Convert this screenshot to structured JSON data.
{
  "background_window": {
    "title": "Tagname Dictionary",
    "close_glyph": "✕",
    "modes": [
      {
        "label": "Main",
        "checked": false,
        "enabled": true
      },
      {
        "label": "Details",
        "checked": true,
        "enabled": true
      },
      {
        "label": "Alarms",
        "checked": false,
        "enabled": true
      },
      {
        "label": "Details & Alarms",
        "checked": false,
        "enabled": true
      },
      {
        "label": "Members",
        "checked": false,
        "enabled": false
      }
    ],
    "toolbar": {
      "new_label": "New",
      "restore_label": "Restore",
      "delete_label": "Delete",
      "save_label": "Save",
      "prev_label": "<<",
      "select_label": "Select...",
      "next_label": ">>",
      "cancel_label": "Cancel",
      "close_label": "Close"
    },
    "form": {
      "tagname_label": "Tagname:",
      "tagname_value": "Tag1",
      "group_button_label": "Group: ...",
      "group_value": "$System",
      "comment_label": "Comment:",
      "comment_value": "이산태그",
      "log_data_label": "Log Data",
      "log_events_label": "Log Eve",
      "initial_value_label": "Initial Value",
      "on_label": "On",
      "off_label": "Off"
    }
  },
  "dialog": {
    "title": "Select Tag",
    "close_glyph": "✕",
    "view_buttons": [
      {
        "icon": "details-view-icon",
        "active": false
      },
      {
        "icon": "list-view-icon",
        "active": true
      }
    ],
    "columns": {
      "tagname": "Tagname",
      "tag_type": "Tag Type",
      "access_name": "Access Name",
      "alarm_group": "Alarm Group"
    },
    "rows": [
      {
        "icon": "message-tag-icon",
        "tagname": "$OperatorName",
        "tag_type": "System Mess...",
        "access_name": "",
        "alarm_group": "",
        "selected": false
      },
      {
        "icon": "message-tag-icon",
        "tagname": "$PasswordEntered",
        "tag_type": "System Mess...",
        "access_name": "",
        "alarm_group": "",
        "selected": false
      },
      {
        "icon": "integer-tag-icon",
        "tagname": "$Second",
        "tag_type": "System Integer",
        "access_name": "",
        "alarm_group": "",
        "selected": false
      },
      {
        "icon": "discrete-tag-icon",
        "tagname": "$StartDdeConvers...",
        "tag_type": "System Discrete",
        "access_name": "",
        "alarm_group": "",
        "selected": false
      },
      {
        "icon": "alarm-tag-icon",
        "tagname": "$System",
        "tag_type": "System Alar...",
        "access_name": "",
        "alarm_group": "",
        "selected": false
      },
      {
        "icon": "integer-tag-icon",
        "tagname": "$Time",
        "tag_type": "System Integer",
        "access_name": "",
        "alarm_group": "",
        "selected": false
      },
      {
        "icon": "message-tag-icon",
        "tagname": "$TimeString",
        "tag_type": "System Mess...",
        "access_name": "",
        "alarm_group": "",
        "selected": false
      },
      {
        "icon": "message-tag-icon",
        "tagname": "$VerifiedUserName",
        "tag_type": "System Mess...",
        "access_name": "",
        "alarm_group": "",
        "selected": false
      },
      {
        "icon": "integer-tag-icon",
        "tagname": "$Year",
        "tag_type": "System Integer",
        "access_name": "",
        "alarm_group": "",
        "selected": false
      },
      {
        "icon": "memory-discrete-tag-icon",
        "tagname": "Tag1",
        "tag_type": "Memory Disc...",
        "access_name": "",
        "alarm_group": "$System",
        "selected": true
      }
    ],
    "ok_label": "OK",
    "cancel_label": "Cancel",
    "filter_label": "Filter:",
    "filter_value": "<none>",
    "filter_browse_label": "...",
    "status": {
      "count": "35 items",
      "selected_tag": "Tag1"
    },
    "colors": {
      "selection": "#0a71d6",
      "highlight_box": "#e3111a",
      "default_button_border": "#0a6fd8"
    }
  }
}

# # #

■ TASK TO COMPLETE: Pick out lines containing the word "title", each one as written.

■ OUTPUT OF THE TASK:
    "title": "Tagname Dictionary",
    "title": "Select Tag",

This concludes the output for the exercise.